AIM OF THE EXERCISE: Return the following items verbatim, each line as it stands.

[start of DATA SECTION]

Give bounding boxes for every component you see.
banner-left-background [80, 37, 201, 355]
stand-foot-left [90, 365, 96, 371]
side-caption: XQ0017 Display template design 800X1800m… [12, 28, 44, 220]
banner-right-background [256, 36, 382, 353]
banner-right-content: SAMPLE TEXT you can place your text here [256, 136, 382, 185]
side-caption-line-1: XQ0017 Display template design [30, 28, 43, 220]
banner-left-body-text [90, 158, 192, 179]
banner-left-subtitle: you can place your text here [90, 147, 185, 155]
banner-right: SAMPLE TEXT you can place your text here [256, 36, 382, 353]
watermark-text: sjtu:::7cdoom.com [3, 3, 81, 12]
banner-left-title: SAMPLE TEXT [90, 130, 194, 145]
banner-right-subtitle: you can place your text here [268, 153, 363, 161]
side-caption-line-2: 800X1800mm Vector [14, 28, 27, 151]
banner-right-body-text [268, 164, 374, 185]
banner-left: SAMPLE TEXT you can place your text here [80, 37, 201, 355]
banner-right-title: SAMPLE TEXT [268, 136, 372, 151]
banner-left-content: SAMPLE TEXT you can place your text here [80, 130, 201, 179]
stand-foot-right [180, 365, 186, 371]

[end of DATA SECTION]

SOLUTION:
Give bounding boxes for every component you see.
banner-left-background [80, 37, 201, 355]
stand-foot-left [90, 365, 96, 371]
side-caption: XQ0017 Display template design 800X1800m… [12, 28, 44, 220]
banner-right-background [256, 36, 382, 353]
banner-right-content: SAMPLE TEXT you can place your text here [256, 136, 382, 185]
side-caption-line-1: XQ0017 Display template design [30, 28, 43, 220]
banner-left-body-text [90, 158, 192, 179]
banner-left-subtitle: you can place your text here [90, 147, 185, 155]
banner-right: SAMPLE TEXT you can place your text here [256, 36, 382, 353]
watermark-text: sjtu:::7cdoom.com [3, 3, 81, 12]
banner-left-title: SAMPLE TEXT [90, 130, 194, 145]
banner-right-subtitle: you can place your text here [268, 153, 363, 161]
side-caption-line-2: 800X1800mm Vector [14, 28, 27, 151]
banner-right-body-text [268, 164, 374, 185]
banner-left: SAMPLE TEXT you can place your text here [80, 37, 201, 355]
banner-right-title: SAMPLE TEXT [268, 136, 372, 151]
banner-left-content: SAMPLE TEXT you can place your text here [80, 130, 201, 179]
stand-foot-right [180, 365, 186, 371]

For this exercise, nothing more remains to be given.